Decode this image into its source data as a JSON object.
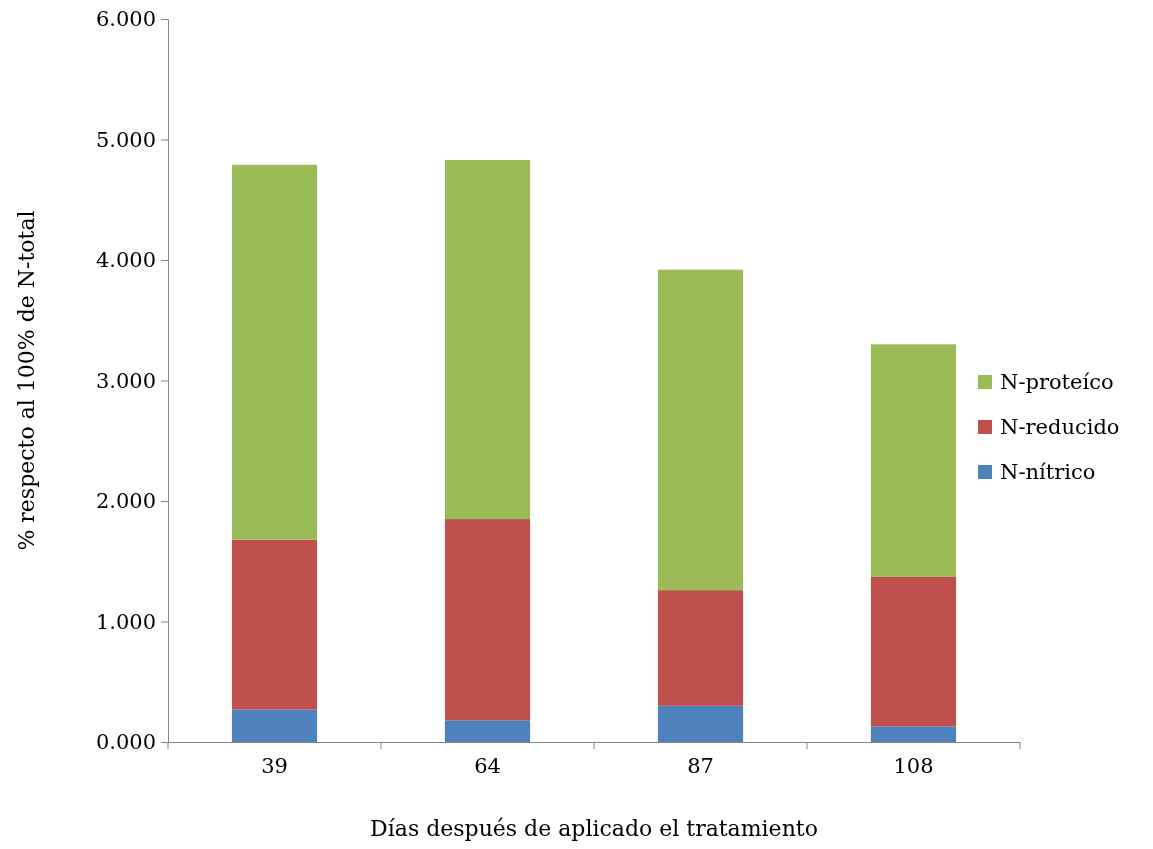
{
  "chart_data": {
    "type": "bar",
    "stacked": true,
    "xlabel": "Días después de aplicado el tratamiento",
    "ylabel": "% respecto al 100% de N-total",
    "categories": [
      "39",
      "64",
      "87",
      "108"
    ],
    "series": [
      {
        "name": "N-nítrico",
        "color": "#4f81bd",
        "values": [
          0.27,
          0.18,
          0.3,
          0.13
        ]
      },
      {
        "name": "N-reducido",
        "color": "#c0504d",
        "values": [
          1.41,
          1.67,
          0.96,
          1.24
        ]
      },
      {
        "name": "N-proteíco",
        "color": "#9bbb59",
        "values": [
          3.11,
          2.98,
          2.66,
          1.93
        ]
      }
    ],
    "ylim": [
      0,
      6
    ],
    "yticks": [
      {
        "value": 0,
        "label": "0.000"
      },
      {
        "value": 1,
        "label": "1.000"
      },
      {
        "value": 2,
        "label": "2.000"
      },
      {
        "value": 3,
        "label": "3.000"
      },
      {
        "value": 4,
        "label": "4.000"
      },
      {
        "value": 5,
        "label": "5.000"
      },
      {
        "value": 6,
        "label": "6.000"
      }
    ],
    "grid": false,
    "legend": "right"
  }
}
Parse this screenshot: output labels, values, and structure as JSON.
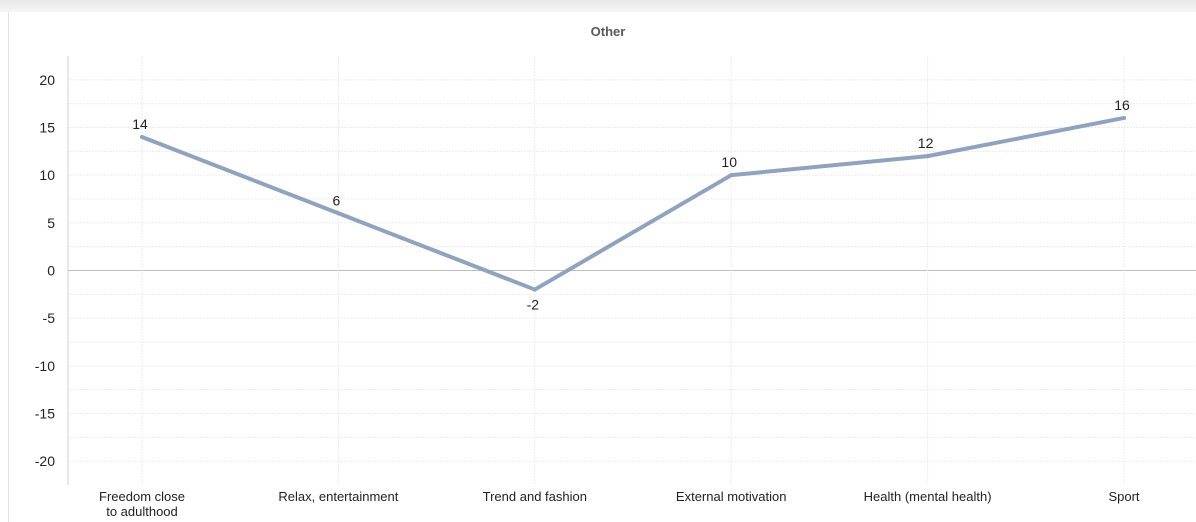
{
  "chart_data": {
    "type": "line",
    "title": "Other",
    "categories": [
      [
        "Freedom close",
        "to adulthood"
      ],
      [
        "Relax, entertainment"
      ],
      [
        "Trend and fashion"
      ],
      [
        "External motivation"
      ],
      [
        "Health (mental health)"
      ],
      [
        "Sport"
      ]
    ],
    "series": [
      {
        "values": [
          14,
          6,
          -2,
          10,
          12,
          16
        ]
      }
    ],
    "ylim": [
      -22.5,
      22.5
    ],
    "yticks": [
      20,
      15,
      10,
      5,
      0,
      -5,
      -10,
      -15,
      -20
    ],
    "data_labels": true,
    "grid": true,
    "line_color": "#8fa3bf"
  }
}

____________________

◆ **YOUR GOAL**: Quote the data above in full, leaving out the pictures it holds.

◆ **SOLUTION**:
Decode this image into its source data as a JSON object.
{
  "chart_data": {
    "type": "bar",
    "stacked": true,
    "xlabel": "Días después de aplicado el tratamiento",
    "ylabel": "% respecto al 100% de N-total",
    "categories": [
      "39",
      "64",
      "87",
      "108"
    ],
    "series": [
      {
        "name": "N-nítrico",
        "color": "#4f81bd",
        "values": [
          0.27,
          0.18,
          0.3,
          0.13
        ]
      },
      {
        "name": "N-reducido",
        "color": "#c0504d",
        "values": [
          1.41,
          1.67,
          0.96,
          1.24
        ]
      },
      {
        "name": "N-proteíco",
        "color": "#9bbb59",
        "values": [
          3.11,
          2.98,
          2.66,
          1.93
        ]
      }
    ],
    "ylim": [
      0,
      6
    ],
    "yticks": [
      {
        "value": 0,
        "label": "0.000"
      },
      {
        "value": 1,
        "label": "1.000"
      },
      {
        "value": 2,
        "label": "2.000"
      },
      {
        "value": 3,
        "label": "3.000"
      },
      {
        "value": 4,
        "label": "4.000"
      },
      {
        "value": 5,
        "label": "5.000"
      },
      {
        "value": 6,
        "label": "6.000"
      }
    ],
    "grid": false,
    "legend": "right"
  }
}
Parse this screenshot: output labels, values, and structure as JSON.
{
  "chart_data": {
    "type": "line",
    "title": "Other",
    "categories": [
      [
        "Freedom close",
        "to adulthood"
      ],
      [
        "Relax, entertainment"
      ],
      [
        "Trend and fashion"
      ],
      [
        "External motivation"
      ],
      [
        "Health (mental health)"
      ],
      [
        "Sport"
      ]
    ],
    "series": [
      {
        "values": [
          14,
          6,
          -2,
          10,
          12,
          16
        ]
      }
    ],
    "ylim": [
      -22.5,
      22.5
    ],
    "yticks": [
      20,
      15,
      10,
      5,
      0,
      -5,
      -10,
      -15,
      -20
    ],
    "data_labels": true,
    "grid": true,
    "line_color": "#8fa3bf"
  }
}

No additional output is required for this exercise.